** Start of Material **

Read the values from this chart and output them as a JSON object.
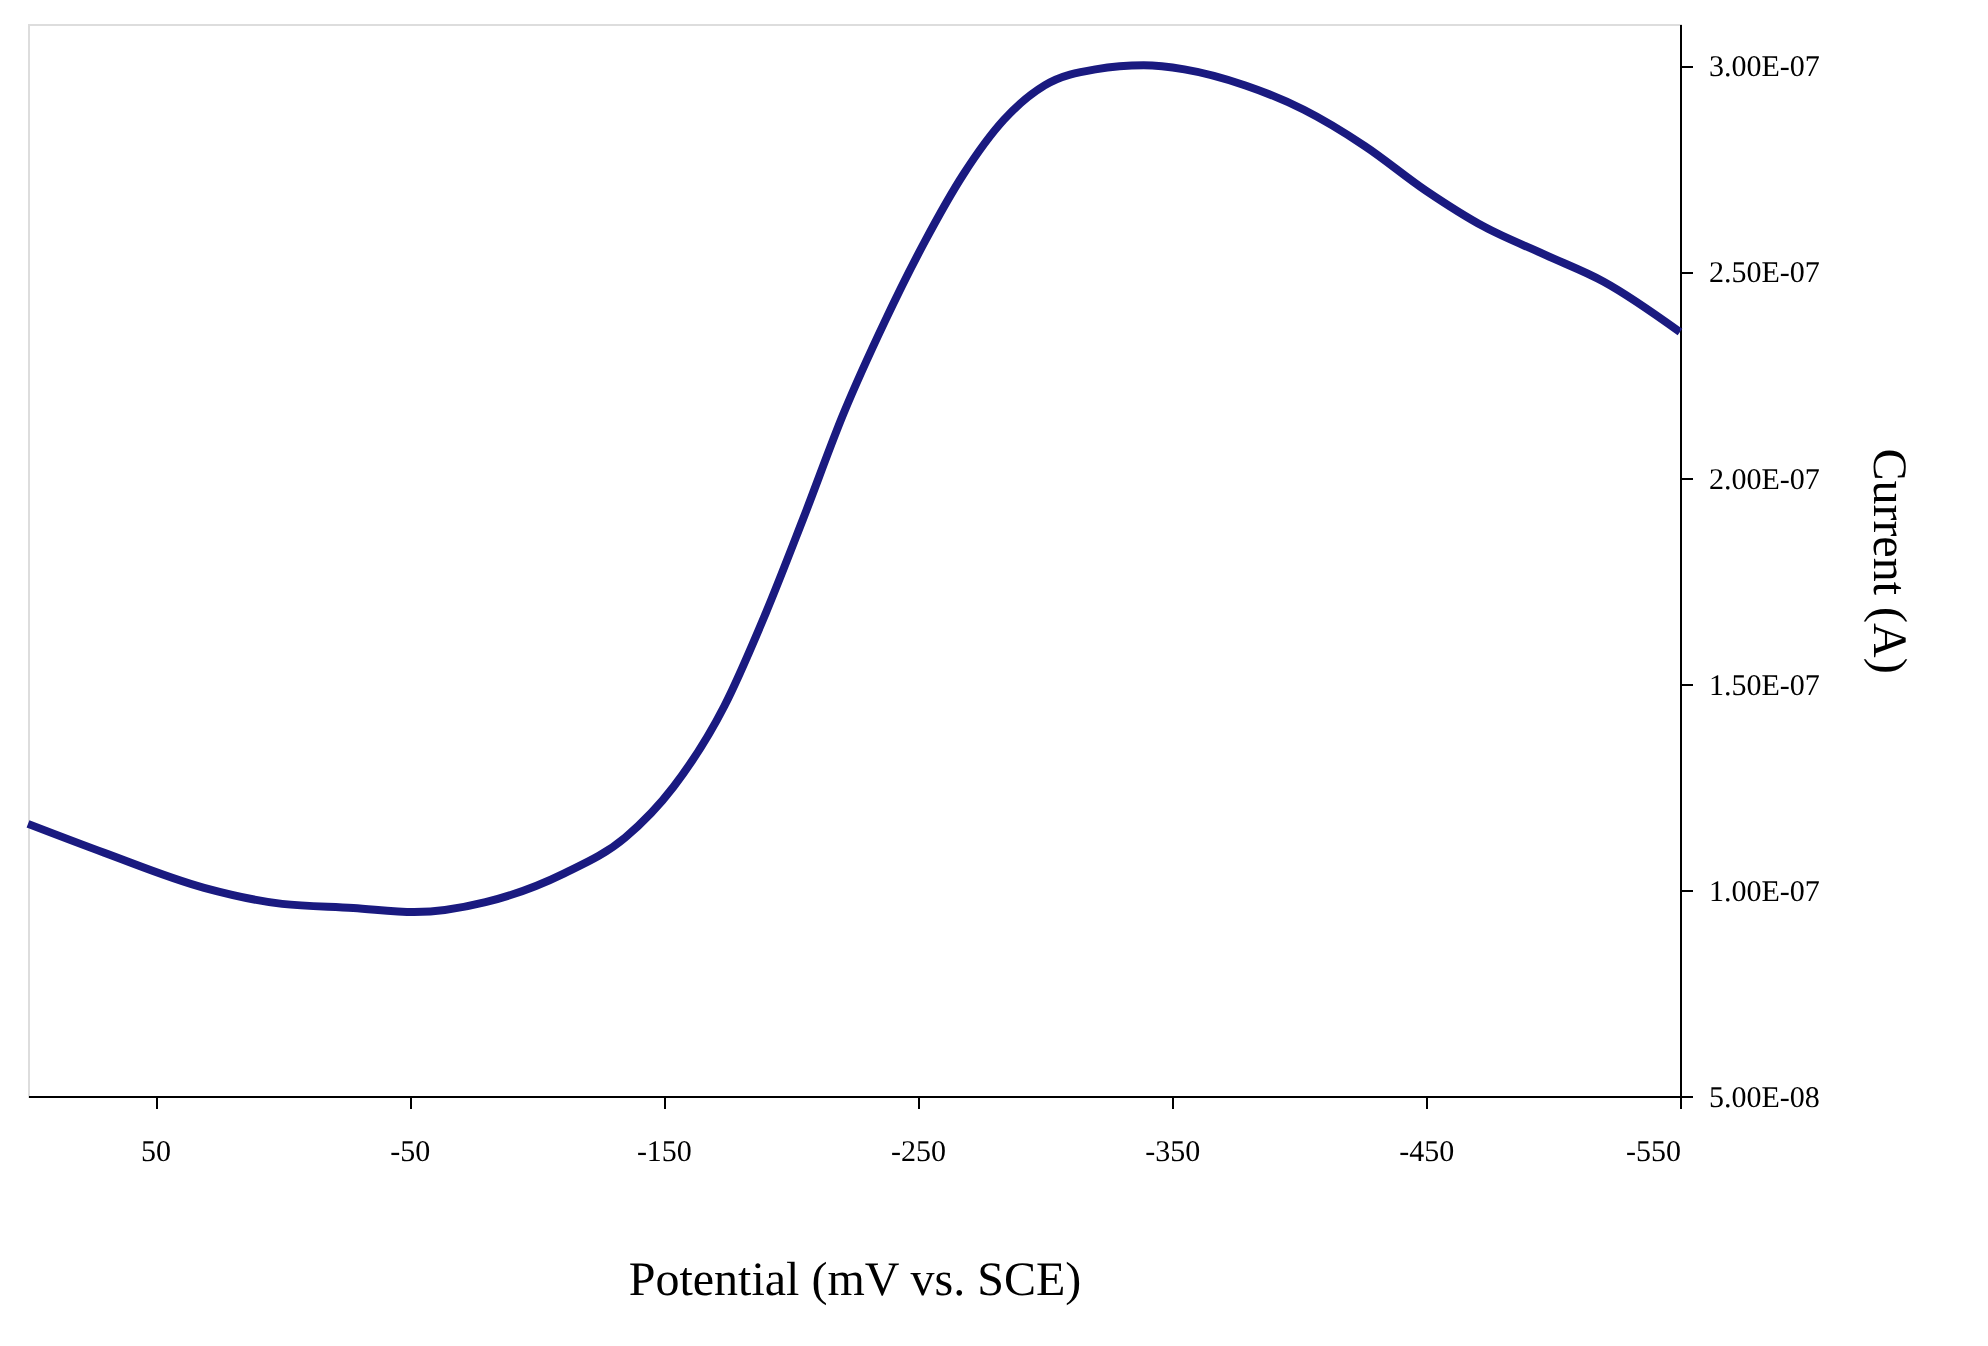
{
  "chart_data": {
    "type": "line",
    "xlabel": "Potential (mV vs. SCE)",
    "ylabel": "Current (A)",
    "x": [
      100,
      70,
      30.7,
      0,
      -28,
      -52,
      -80,
      -111,
      -135,
      -154,
      -174,
      -190,
      -205,
      -221,
      -237,
      -253,
      -268,
      -284,
      -300,
      -320,
      -339,
      -355,
      -379,
      -402,
      -426,
      -450,
      -473,
      -497,
      -520,
      -550
    ],
    "series": [
      {
        "color": "#1a1a80",
        "values": [
          1.16e-07,
          1.09e-07,
          1.005e-07,
          9.66e-08,
          9.56e-08,
          9.46e-08,
          9.7e-08,
          1.04e-07,
          1.127e-07,
          1.25e-07,
          1.446e-07,
          1.667e-07,
          1.9e-07,
          2.157e-07,
          2.377e-07,
          2.574e-07,
          2.735e-07,
          2.868e-07,
          2.951e-07,
          2.99e-07,
          3e-07,
          2.99e-07,
          2.951e-07,
          2.892e-07,
          2.804e-07,
          2.696e-07,
          2.608e-07,
          2.54e-07,
          2.475e-07,
          2.353e-07
        ]
      }
    ],
    "xlim": [
      100,
      -550
    ],
    "xticks": [
      50,
      -50,
      -150,
      -250,
      -350,
      -450,
      -550
    ],
    "ylim": [
      5e-08,
      3.1e-07
    ],
    "yticks": [
      {
        "value": 5e-08,
        "label": "5.00E-08"
      },
      {
        "value": 1e-07,
        "label": "1.00E-07"
      },
      {
        "value": 1.5e-07,
        "label": "1.50E-07"
      },
      {
        "value": 2e-07,
        "label": "2.00E-07"
      },
      {
        "value": 2.5e-07,
        "label": "2.50E-07"
      },
      {
        "value": 3e-07,
        "label": "3.00E-07"
      }
    ],
    "grid": false,
    "legend": false,
    "marker": "none",
    "line_style": "solid"
  }
}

** End of Material **

Work to be completed » Write out each line of the data exactly; the images should be left out.

Result of the exercise »
Read the values from this chart and output them as a JSON object.
{
  "chart_data": {
    "type": "line",
    "xlabel": "Potential (mV vs. SCE)",
    "ylabel": "Current (A)",
    "x": [
      100,
      70,
      30.7,
      0,
      -28,
      -52,
      -80,
      -111,
      -135,
      -154,
      -174,
      -190,
      -205,
      -221,
      -237,
      -253,
      -268,
      -284,
      -300,
      -320,
      -339,
      -355,
      -379,
      -402,
      -426,
      -450,
      -473,
      -497,
      -520,
      -550
    ],
    "series": [
      {
        "color": "#1a1a80",
        "values": [
          1.16e-07,
          1.09e-07,
          1.005e-07,
          9.66e-08,
          9.56e-08,
          9.46e-08,
          9.7e-08,
          1.04e-07,
          1.127e-07,
          1.25e-07,
          1.446e-07,
          1.667e-07,
          1.9e-07,
          2.157e-07,
          2.377e-07,
          2.574e-07,
          2.735e-07,
          2.868e-07,
          2.951e-07,
          2.99e-07,
          3e-07,
          2.99e-07,
          2.951e-07,
          2.892e-07,
          2.804e-07,
          2.696e-07,
          2.608e-07,
          2.54e-07,
          2.475e-07,
          2.353e-07
        ]
      }
    ],
    "xlim": [
      100,
      -550
    ],
    "xticks": [
      50,
      -50,
      -150,
      -250,
      -350,
      -450,
      -550
    ],
    "ylim": [
      5e-08,
      3.1e-07
    ],
    "yticks": [
      {
        "value": 5e-08,
        "label": "5.00E-08"
      },
      {
        "value": 1e-07,
        "label": "1.00E-07"
      },
      {
        "value": 1.5e-07,
        "label": "1.50E-07"
      },
      {
        "value": 2e-07,
        "label": "2.00E-07"
      },
      {
        "value": 2.5e-07,
        "label": "2.50E-07"
      },
      {
        "value": 3e-07,
        "label": "3.00E-07"
      }
    ],
    "grid": false,
    "legend": false,
    "marker": "none",
    "line_style": "solid"
  }
}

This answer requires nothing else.